EXCERPTED TEXT Block Start

This left lateral view shows the final position of a CRT-defibrillator implant in a patient with a previous implanted RV lead. All the leads are in place and the device connected. A: Left ventricle lead pointing posteriorly. B: Right ventricle ICD lead. C: Previous rigtht ventricle lead. D: Right atrium lead.

"These are patients who had previously been excluded from receiving CRT, but studies have shown they can benefit from this procedure. It can really improve their lives by delaying or avoiding worsening heart failure," she said in a press statement accompanying the update.

The guidelines also now reflect the "growing evidence that patients with the widest, most abnormal–looking ECG potentially benefit most, compared with patients whose ECG is less abnormal." In particular, patients with left bundle branch block and a QRS duration of 150 milliseconds or more appear to benefit greatly from CRT, she noted.

The updated guidelines are also being published in the Journal of the American College of Cardiology and Heart Rhythm. They were developed in collaboration with the American Association for Thoracic Surgery, the Heart Failure Society of America, and the Society of Thoracic Surgeons.

The original guidelines on devise-based treatment of cardiac rhythm abnormalities were issued in 2008. The updated guidelines "extend and clarify current best practices and will continue to evolve as technology advances," Dr. Tracy added.

In the updated guidelines, the class I recommendations for CRT have been expanded to include patients with milder heart failure. But these, as with all other class I recommendations, are limited to those with left bundle branch block and a QRS of 150 milliseconds or more. In addition, a class IIb recommendation for CRT has been added for patients with aleft ventricular ejection fraction (LVEF) of 30% or less, an ischemic etiology of their heart failure (HF), sinus rhythm, left bundle branch block with a QRS duration of 150 milliseconds or more, and functionally mild HF, Dr. Tracy and her colleagues said (Circulation 2012 Sept. 10 [doi:10.1161/CIR.0b013e3182618569]).

EXCERPTED TEXT Block End
RECORDED INFORMATION Block Start

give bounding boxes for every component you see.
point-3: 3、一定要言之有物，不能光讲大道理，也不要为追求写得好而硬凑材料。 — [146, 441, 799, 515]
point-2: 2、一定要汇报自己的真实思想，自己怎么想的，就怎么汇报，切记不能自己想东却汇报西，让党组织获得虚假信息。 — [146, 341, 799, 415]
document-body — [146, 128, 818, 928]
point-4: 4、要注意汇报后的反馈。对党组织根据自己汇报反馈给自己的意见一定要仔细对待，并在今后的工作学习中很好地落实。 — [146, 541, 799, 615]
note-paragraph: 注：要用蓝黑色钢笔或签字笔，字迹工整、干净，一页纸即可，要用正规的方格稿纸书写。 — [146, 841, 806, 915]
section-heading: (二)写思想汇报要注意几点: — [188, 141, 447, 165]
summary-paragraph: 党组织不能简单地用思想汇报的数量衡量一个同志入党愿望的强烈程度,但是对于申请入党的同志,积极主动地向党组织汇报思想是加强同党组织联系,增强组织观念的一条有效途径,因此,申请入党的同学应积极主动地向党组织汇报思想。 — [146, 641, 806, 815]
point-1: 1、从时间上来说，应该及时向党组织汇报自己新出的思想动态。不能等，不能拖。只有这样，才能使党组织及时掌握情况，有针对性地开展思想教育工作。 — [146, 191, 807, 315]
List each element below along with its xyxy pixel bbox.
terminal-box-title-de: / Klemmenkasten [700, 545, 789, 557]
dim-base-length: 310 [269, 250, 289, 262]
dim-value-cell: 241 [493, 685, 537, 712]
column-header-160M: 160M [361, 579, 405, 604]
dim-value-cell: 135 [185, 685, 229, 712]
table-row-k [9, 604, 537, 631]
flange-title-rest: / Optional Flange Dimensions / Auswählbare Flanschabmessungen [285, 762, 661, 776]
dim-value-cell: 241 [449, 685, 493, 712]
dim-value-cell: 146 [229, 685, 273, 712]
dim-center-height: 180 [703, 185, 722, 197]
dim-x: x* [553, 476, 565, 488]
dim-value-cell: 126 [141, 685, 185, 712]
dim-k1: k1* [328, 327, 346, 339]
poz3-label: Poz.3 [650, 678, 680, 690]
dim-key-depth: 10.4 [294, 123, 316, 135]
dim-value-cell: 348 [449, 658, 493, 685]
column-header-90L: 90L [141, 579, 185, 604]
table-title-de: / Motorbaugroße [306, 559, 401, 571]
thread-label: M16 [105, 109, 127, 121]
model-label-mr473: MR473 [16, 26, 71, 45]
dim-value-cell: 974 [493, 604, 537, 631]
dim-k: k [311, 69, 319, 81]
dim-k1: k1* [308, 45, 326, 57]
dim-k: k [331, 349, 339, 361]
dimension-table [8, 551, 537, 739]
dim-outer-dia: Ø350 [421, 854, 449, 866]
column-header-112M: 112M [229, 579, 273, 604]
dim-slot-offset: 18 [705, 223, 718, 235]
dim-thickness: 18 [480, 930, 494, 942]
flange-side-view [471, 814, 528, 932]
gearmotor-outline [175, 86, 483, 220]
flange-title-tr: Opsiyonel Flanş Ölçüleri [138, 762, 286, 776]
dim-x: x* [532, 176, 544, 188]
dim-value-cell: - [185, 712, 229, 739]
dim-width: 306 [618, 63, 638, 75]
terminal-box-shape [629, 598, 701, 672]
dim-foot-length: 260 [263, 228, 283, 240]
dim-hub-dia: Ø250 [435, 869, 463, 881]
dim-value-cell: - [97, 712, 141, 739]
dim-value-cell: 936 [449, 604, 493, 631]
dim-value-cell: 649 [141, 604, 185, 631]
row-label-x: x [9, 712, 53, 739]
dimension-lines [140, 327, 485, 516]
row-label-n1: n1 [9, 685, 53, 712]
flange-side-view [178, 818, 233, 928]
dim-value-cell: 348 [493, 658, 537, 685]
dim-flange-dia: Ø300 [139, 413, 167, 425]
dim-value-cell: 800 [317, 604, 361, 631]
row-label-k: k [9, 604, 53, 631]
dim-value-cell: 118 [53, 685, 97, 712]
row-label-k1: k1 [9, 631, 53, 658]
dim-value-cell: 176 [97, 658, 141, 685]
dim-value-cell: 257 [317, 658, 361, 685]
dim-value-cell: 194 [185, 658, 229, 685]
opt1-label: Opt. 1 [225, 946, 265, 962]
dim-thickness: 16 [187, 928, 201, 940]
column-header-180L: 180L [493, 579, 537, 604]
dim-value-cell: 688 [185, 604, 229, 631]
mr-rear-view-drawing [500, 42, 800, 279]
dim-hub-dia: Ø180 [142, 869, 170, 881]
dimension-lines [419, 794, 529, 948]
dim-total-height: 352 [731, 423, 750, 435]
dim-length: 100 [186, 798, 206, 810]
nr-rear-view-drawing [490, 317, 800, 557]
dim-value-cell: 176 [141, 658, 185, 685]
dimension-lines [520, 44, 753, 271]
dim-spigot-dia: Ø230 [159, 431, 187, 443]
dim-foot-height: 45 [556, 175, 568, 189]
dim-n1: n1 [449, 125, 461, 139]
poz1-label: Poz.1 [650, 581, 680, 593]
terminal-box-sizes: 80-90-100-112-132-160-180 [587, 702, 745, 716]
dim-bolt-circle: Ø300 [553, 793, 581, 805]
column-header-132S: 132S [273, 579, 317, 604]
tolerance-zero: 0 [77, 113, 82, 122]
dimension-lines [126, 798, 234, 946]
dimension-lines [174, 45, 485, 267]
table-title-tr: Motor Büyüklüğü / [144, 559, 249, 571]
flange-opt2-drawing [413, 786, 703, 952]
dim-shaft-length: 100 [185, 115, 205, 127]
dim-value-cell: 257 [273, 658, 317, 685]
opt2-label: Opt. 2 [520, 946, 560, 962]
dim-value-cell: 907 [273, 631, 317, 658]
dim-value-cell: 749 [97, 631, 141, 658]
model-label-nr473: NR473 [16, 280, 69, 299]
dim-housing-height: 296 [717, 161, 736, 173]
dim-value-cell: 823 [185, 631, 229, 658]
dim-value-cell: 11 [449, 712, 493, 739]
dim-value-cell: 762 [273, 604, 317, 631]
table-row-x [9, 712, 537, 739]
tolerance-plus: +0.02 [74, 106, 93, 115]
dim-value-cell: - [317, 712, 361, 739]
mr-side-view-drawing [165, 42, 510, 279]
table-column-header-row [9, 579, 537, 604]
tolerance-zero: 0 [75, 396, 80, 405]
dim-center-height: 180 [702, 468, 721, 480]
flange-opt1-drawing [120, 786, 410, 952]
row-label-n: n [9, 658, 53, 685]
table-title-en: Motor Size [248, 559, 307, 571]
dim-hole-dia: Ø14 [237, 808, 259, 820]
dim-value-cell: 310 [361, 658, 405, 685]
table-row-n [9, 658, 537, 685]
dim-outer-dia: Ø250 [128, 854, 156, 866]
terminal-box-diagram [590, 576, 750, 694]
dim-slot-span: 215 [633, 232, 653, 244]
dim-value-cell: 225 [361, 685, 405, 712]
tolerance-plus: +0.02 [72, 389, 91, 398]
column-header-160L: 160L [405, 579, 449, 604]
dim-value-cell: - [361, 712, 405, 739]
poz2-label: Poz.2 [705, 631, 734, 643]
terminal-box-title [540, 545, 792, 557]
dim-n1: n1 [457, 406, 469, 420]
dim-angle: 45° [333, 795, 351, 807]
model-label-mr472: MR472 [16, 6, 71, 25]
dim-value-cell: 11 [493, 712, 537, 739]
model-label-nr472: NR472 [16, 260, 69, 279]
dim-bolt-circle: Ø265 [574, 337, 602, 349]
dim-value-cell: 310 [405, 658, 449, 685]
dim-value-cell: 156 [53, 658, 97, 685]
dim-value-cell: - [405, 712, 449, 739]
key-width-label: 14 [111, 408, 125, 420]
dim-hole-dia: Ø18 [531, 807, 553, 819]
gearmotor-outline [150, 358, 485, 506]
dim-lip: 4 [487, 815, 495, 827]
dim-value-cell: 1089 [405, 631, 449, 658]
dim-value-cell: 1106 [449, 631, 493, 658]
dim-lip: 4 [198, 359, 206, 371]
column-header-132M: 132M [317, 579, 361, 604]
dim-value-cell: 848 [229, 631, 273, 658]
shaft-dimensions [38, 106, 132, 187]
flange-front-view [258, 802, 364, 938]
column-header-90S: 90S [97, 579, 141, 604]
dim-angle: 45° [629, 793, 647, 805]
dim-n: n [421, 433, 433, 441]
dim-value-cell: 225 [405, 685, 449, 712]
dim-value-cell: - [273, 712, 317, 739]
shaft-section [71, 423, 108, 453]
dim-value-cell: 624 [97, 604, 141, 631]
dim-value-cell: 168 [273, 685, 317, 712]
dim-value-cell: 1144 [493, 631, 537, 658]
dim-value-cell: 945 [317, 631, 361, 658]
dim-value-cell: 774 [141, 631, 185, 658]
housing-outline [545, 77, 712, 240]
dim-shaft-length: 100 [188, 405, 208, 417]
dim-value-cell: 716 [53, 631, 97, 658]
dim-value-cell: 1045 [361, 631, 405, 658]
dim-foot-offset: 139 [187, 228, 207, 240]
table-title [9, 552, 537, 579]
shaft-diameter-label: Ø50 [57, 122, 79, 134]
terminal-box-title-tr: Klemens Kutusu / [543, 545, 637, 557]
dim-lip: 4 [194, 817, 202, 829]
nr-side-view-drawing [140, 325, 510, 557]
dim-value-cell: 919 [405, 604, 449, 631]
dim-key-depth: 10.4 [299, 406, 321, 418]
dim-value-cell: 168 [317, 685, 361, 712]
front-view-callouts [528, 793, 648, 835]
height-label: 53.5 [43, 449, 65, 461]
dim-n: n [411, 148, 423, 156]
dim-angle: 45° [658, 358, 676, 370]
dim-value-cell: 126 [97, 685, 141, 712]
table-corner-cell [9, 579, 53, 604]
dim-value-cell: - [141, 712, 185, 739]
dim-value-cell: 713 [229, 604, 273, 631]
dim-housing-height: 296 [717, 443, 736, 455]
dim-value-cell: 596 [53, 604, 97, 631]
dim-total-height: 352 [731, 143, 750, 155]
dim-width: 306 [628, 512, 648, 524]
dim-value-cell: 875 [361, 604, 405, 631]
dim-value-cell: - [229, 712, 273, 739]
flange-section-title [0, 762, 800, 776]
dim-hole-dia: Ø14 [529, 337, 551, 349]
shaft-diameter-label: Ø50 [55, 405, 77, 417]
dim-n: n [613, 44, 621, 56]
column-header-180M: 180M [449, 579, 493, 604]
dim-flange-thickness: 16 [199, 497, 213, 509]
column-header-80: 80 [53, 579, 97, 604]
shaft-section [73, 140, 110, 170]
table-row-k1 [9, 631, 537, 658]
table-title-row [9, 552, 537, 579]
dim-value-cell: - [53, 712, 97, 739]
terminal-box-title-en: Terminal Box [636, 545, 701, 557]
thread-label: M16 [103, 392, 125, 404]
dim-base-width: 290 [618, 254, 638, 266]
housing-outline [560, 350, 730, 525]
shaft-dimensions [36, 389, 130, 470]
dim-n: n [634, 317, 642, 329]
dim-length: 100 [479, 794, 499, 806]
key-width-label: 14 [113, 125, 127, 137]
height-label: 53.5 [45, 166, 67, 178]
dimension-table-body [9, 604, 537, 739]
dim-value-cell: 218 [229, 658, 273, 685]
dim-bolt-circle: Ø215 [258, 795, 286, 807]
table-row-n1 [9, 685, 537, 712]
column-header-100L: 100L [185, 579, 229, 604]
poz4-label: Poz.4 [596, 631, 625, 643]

RECORDED INFORMATION Block End

■ **QUESTIONS**:
a) Rewrite the CRT guidelines text from "This left lateral" to "Right atrium lead.", putting "generator" in place of "device".
b) Answer these questions from the CRT guidelines text.
(i) In what year were the original guidelines on device-based treatment of cardiac rhythm abnormalities issued?
(ii) Besides Circulation, in which two journals are the updated guidelines also being published?
(iii) What QRS duration limits all class I recommendations for CRT in the updated guidelines?
Answer from the text alone.

■ **RESPONSES TO THE TASKS**:
a)
This left lateral view shows the final position of a CRT-defibrillator implant in a patient with a previous implanted RV lead. All the leads are in place and the generator connected. A: Left ventricle lead pointing posteriorly. B: Right ventricle ICD lead. C: Previous rigtht ventricle lead. D: Right atrium lead.

b)
(i) 2008
(ii) The Journal of the American College of Cardiology and Heart Rhythm
(iii) 150 milliseconds or more, with left bundle branch block